# Set problem
Return all of the data exactly as written, without the pictures.
** start Extracted entries **
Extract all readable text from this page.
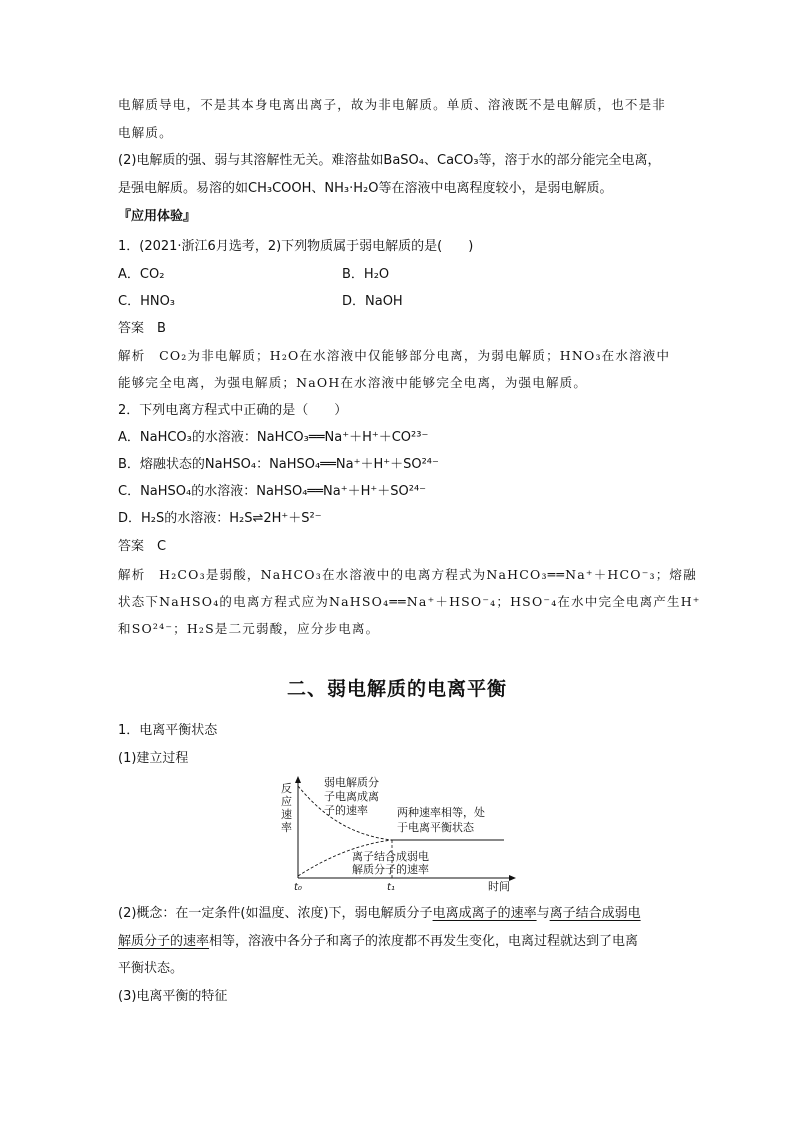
电解质导电，不是其本身电离出离子，故为非电解质。单质、溶液既不是电解质，也不是非
电解质。
(2)电解质的强、弱与其溶解性无关。难溶盐如BaSO₄、CaCO₃等，溶于水的部分能完全电离，
是强电解质。易溶的如CH₃COOH、NH₃·H₂O等在溶液中电离程度较小，是弱电解质。
『应用体验』
1．(2021·浙江6月选考，2)下列物质属于弱电解质的是(　　)
A．CO₂	B．H₂O
C．HNO₃	D．NaOH
答案　B
解析　CO₂为非电解质；H₂O在水溶液中仅能够部分电离，为弱电解质；HNO₃在水溶液中
能够完全电离，为强电解质；NaOH在水溶液中能够完全电离，为强电解质。
2．下列电离方程式中正确的是（　　）
A．NaHCO₃的水溶液：NaHCO₃══Na⁺＋H⁺＋CO²³⁻
B．熔融状态的NaHSO₄：NaHSO₄══Na⁺＋H⁺＋SO²⁴⁻
C．NaHSO₄的水溶液：NaHSO₄══Na⁺＋H⁺＋SO²⁴⁻
D．H₂S的水溶液：H₂S⇌2H⁺＋S²⁻
答案　C
解析　H₂CO₃是弱酸，NaHCO₃在水溶液中的电离方程式为NaHCO₃══Na⁺＋HCO⁻₃；熔融
状态下NaHSO₄的电离方程式应为NaHSO₄══Na⁺＋HSO⁻₄；HSO⁻₄在水中完全电离产生H⁺
和SO²⁴⁻；H₂S是二元弱酸，应分步电离。
二、弱电解质的电离平衡
1．电离平衡状态
(1)建立过程
反 应 速 率
t₀	t₁	时间
弱电解质分 子电离成离 子的速率	两种速率相等，处 于电离平衡状态
离子结合成弱电 解质分子的速率
(2)概念：在一定条件(如温度、浓度)下，弱电解质分子电离成离子的速率与离子结合成弱电
解质分子的速率相等，溶液中各分子和离子的浓度都不再发生变化，电离过程就达到了电离
平衡状态。
(3)电离平衡的特征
** end Extracted entries **
# Solved problem
Extract all readable text from this page.
电解质导电，不是其本身电离出离子，故为非电解质。单质、溶液既不是电解质，也不是非
电解质。
(2)电解质的强、弱与其溶解性无关。难溶盐如BaSO₄、CaCO₃等，溶于水的部分能完全电离，
是强电解质。易溶的如CH₃COOH、NH₃·H₂O等在溶液中电离程度较小，是弱电解质。
『应用体验』
1．(2021·浙江6月选考，2)下列物质属于弱电解质的是(　　)
A．CO₂	B．H₂O
C．HNO₃	D．NaOH
答案　B
解析　CO₂为非电解质；H₂O在水溶液中仅能够部分电离，为弱电解质；HNO₃在水溶液中
能够完全电离，为强电解质；NaOH在水溶液中能够完全电离，为强电解质。
2．下列电离方程式中正确的是（　　）
A．NaHCO₃的水溶液：NaHCO₃══Na⁺＋H⁺＋CO²³⁻
B．熔融状态的NaHSO₄：NaHSO₄══Na⁺＋H⁺＋SO²⁴⁻
C．NaHSO₄的水溶液：NaHSO₄══Na⁺＋H⁺＋SO²⁴⁻
D．H₂S的水溶液：H₂S⇌2H⁺＋S²⁻
答案　C
解析　H₂CO₃是弱酸，NaHCO₃在水溶液中的电离方程式为NaHCO₃══Na⁺＋HCO⁻₃；熔融
状态下NaHSO₄的电离方程式应为NaHSO₄══Na⁺＋HSO⁻₄；HSO⁻₄在水中完全电离产生H⁺
和SO²⁴⁻；H₂S是二元弱酸，应分步电离。
二、弱电解质的电离平衡
1．电离平衡状态
(1)建立过程
反 应 速 率
t₀	t₁	时间
弱电解质分 子电离成离 子的速率	两种速率相等，处 于电离平衡状态
离子结合成弱电 解质分子的速率
(2)概念：在一定条件(如温度、浓度)下，弱电解质分子电离成离子的速率与离子结合成弱电
解质分子的速率相等，溶液中各分子和离子的浓度都不再发生变化，电离过程就达到了电离
平衡状态。
(3)电离平衡的特征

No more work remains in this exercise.